WRITTEN PROBLEM
Copy out every record below exactly as written, but leave out any pictures.

LISTING
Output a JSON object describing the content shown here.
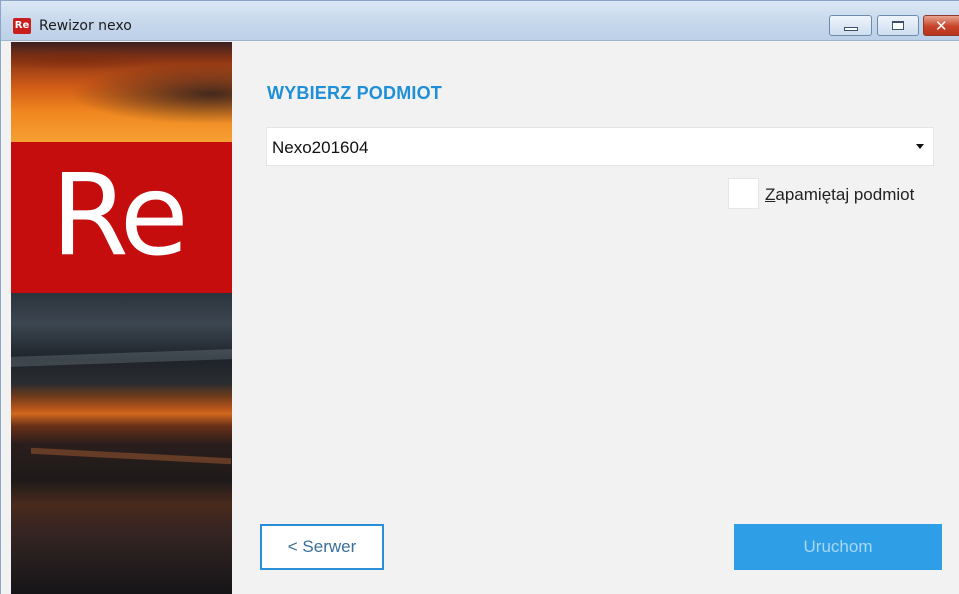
{
  "window": {
    "title": "Rewizor nexo",
    "app_icon_text": "Re"
  },
  "sidebar": {
    "logo_text": "Re"
  },
  "main": {
    "heading": "WYBIERZ PODMIOT",
    "entity_select": {
      "selected_value": "Nexo201604"
    },
    "remember_checkbox": {
      "checked": false,
      "label_mnemonic": "Z",
      "label_rest": "apamiętaj podmiot"
    },
    "buttons": {
      "back_label": "< Serwer",
      "run_label": "Uruchom"
    }
  },
  "colors": {
    "accent": "#1f8fd8",
    "primary_button": "#2e9ee6",
    "logo_red": "#c50d0d"
  }
}
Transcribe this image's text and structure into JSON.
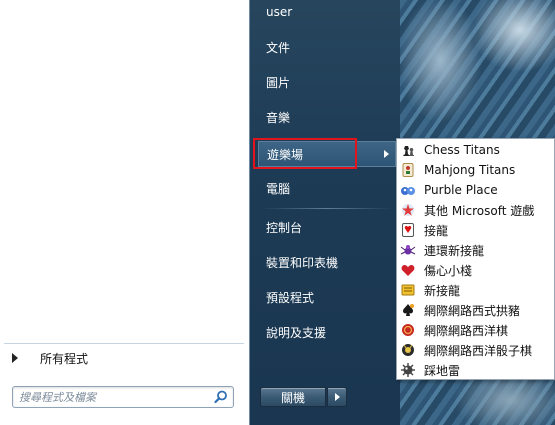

EXERCISE ANSWER
Output a JSON object describing the content shown here.
{
  "window": {
    "title": "Rewizor nexo",
    "app_icon_text": "Re"
  },
  "sidebar": {
    "logo_text": "Re"
  },
  "main": {
    "heading": "WYBIERZ PODMIOT",
    "entity_select": {
      "selected_value": "Nexo201604"
    },
    "remember_checkbox": {
      "checked": false,
      "label_mnemonic": "Z",
      "label_rest": "apamiętaj podmiot"
    },
    "buttons": {
      "back_label": "< Serwer",
      "run_label": "Uruchom"
    }
  },
  "colors": {
    "accent": "#1f8fd8",
    "primary_button": "#2e9ee6",
    "logo_red": "#c50d0d"
  }
}
Transcribe this image's text and structure into JSON.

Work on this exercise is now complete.